#### What is required
Retyping should cover only the lines from the one containing "Read out every word on this page." through the final line of the records, with pictures omitted.

#### Record set
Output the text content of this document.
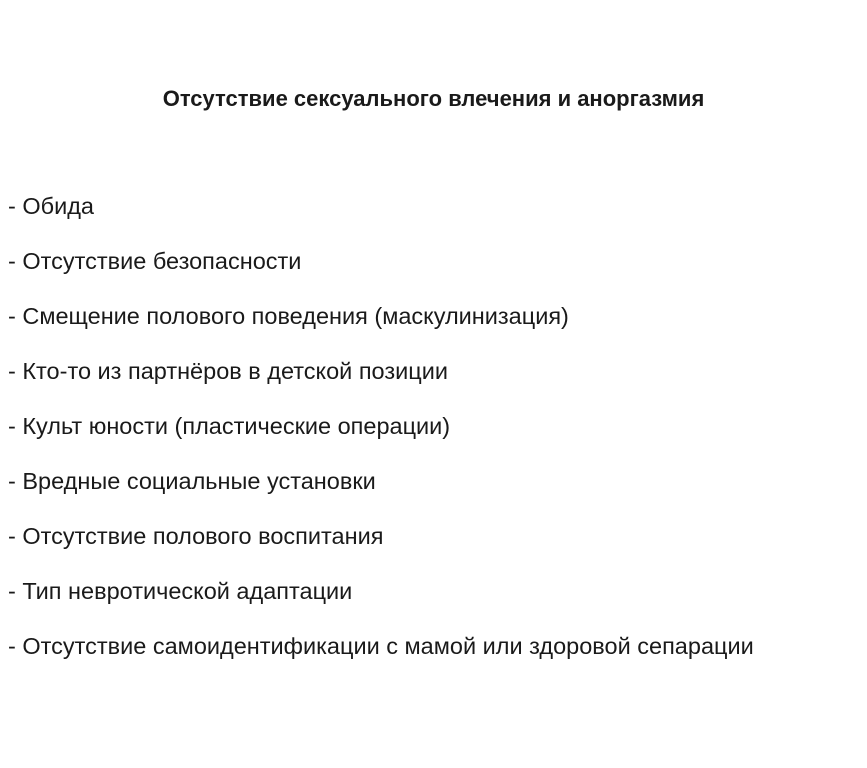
Отсутствие сексуального влечения и аноргазмия
- Обида
- Отсутствие безопасности
- Смещение полового поведения (маскулинизация)
- Кто-то из партнёров в детской позиции
- Культ юности (пластические операции)
- Вредные социальные установки
- Отсутствие полового воспитания
- Тип невротической адаптации
- Отсутствие самоидентификации с мамой или здоровой сепарации
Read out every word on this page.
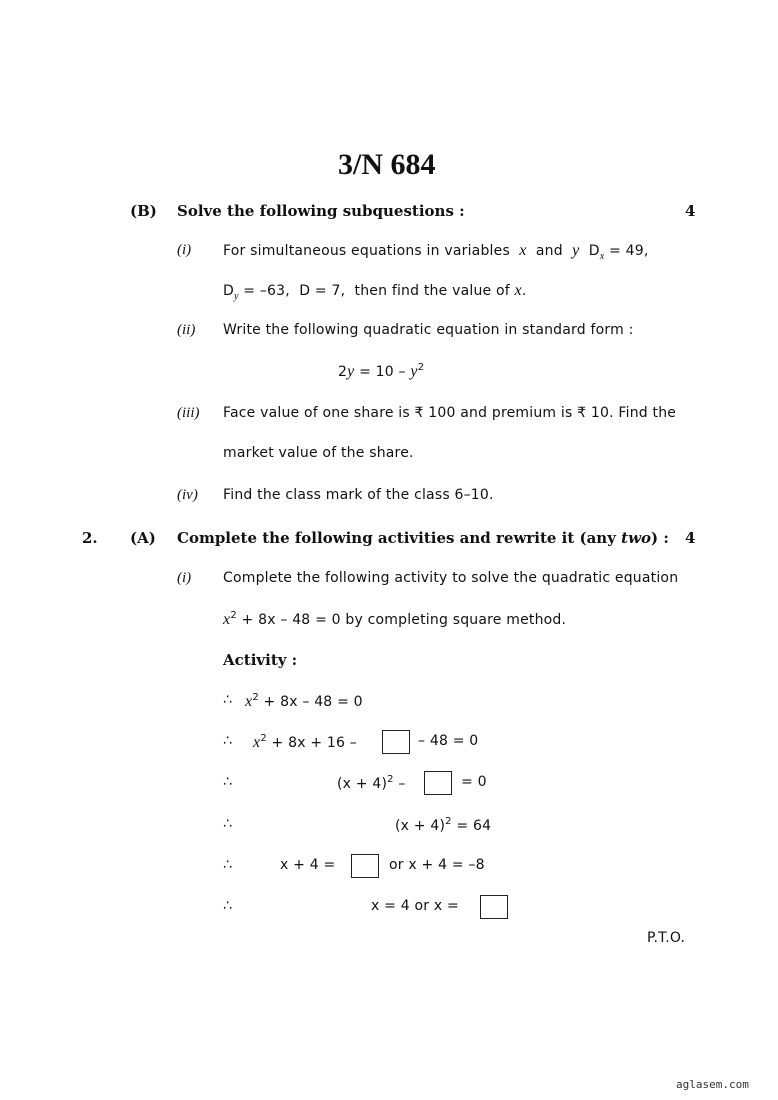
3/N 684
(B) Solve the following subquestions :	4
(i) For simultaneous equations in variables x and y  $D_x = 49$,
$D_y = -63$, D = 7, then find the value of x.
(ii) Write the following quadratic equation in standard form :
$2y = 10 - y^2$
(iii) Face value of one share is ₹ 100 and premium is ₹ 10. Find the
market value of the share.
(iv) Find the class mark of the class 6–10.
2. (A) Complete the following activities and rewrite it (any two) : 4
(i) Complete the following activity to solve the quadratic equation
$x^2 + 8x - 48 = 0$ by completing square method.
Activity :
∴ $x^2 + 8x - 48 = 0$
∴ $x^2 + 8x + 16$ –	– 48 = 0
∴	$(x + 4)^2$ –	= 0
∴	$(x + 4)^2 = 64$
∴	x + 4 =	or x + 4 = –8
∴	x = 4 or x =
P.T.O.
aglasem.com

#### Worked answer
Read out every word on this page.
3/N 684
(B) Solve the following subquestions :	4
(i) For simultaneous equations in variables x and y  $D_x = 49$,
$D_y = -63$, D = 7, then find the value of x.
(ii) Write the following quadratic equation in standard form :
$2y = 10 - y^2$
(iii) Face value of one share is ₹ 100 and premium is ₹ 10. Find the
market value of the share.
(iv) Find the class mark of the class 6–10.
2. (A) Complete the following activities and rewrite it (any two) : 4
(i) Complete the following activity to solve the quadratic equation
$x^2 + 8x - 48 = 0$ by completing square method.
Activity :
∴ $x^2 + 8x - 48 = 0$
∴ $x^2 + 8x + 16$ –	– 48 = 0
∴	$(x + 4)^2$ –	= 0
∴	$(x + 4)^2 = 64$
∴	x + 4 =	or x + 4 = –8
∴	x = 4 or x =
P.T.O.
aglasem.com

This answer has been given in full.